■ INSTRUCTION
Make an exact copy of all the records.
········
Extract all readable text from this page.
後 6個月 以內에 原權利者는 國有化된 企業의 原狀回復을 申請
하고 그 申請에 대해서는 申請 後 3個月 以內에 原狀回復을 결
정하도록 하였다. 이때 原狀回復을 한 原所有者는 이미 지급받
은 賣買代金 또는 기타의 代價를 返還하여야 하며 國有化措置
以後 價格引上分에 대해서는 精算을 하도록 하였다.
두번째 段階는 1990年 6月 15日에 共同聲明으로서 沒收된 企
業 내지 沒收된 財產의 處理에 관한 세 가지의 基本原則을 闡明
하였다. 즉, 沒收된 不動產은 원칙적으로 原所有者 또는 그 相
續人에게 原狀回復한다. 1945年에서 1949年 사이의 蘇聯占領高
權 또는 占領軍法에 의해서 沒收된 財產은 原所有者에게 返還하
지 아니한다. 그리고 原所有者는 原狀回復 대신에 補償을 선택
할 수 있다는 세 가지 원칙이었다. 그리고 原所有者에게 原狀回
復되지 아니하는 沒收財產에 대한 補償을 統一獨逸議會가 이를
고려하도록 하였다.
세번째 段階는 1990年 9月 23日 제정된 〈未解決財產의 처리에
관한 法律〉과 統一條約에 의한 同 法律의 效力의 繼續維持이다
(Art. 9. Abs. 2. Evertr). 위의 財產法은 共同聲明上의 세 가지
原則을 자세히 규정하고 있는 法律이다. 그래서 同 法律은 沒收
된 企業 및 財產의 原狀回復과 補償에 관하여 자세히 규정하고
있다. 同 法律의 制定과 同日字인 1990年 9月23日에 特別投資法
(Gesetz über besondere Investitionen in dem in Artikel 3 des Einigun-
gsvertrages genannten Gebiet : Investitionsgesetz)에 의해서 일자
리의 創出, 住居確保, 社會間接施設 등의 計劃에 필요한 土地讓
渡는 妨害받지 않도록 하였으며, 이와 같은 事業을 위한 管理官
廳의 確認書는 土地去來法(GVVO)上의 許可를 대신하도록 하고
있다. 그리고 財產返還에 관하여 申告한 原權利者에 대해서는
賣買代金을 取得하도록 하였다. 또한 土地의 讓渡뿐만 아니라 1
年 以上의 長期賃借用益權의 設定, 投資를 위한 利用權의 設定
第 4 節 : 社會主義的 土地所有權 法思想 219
········
■ THE RESPONSE
Extract all readable text from this page.
後 6個月 以內에 原權利者는 國有化된 企業의 原狀回復을 申請
하고 그 申請에 대해서는 申請 後 3個月 以內에 原狀回復을 결
정하도록 하였다. 이때 原狀回復을 한 原所有者는 이미 지급받
은 賣買代金 또는 기타의 代價를 返還하여야 하며 國有化措置
以後 價格引上分에 대해서는 精算을 하도록 하였다.
두번째 段階는 1990年 6月 15日에 共同聲明으로서 沒收된 企
業 내지 沒收된 財產의 處理에 관한 세 가지의 基本原則을 闡明
하였다. 즉, 沒收된 不動產은 원칙적으로 原所有者 또는 그 相
續人에게 原狀回復한다. 1945年에서 1949年 사이의 蘇聯占領高
權 또는 占領軍法에 의해서 沒收된 財產은 原所有者에게 返還하
지 아니한다. 그리고 原所有者는 原狀回復 대신에 補償을 선택
할 수 있다는 세 가지 원칙이었다. 그리고 原所有者에게 原狀回
復되지 아니하는 沒收財產에 대한 補償을 統一獨逸議會가 이를
고려하도록 하였다.
세번째 段階는 1990年 9月 23日 제정된 〈未解決財產의 처리에
관한 法律〉과 統一條約에 의한 同 法律의 效力의 繼續維持이다
(Art. 9. Abs. 2. Evertr). 위의 財產法은 共同聲明上의 세 가지
原則을 자세히 규정하고 있는 法律이다. 그래서 同 法律은 沒收
된 企業 및 財產의 原狀回復과 補償에 관하여 자세히 규정하고
있다. 同 法律의 制定과 同日字인 1990年 9月23日에 特別投資法
(Gesetz über besondere Investitionen in dem in Artikel 3 des Einigun-
gsvertrages genannten Gebiet : Investitionsgesetz)에 의해서 일자
리의 創出, 住居確保, 社會間接施設 등의 計劃에 필요한 土地讓
渡는 妨害받지 않도록 하였으며, 이와 같은 事業을 위한 管理官
廳의 確認書는 土地去來法(GVVO)上의 許可를 대신하도록 하고
있다. 그리고 財產返還에 관하여 申告한 原權利者에 대해서는
賣買代金을 取得하도록 하였다. 또한 土地의 讓渡뿐만 아니라 1
年 以上의 長期賃借用益權의 設定, 投資를 위한 利用權의 設定
第 4 節 : 社會主義的 土地所有權 法思想 219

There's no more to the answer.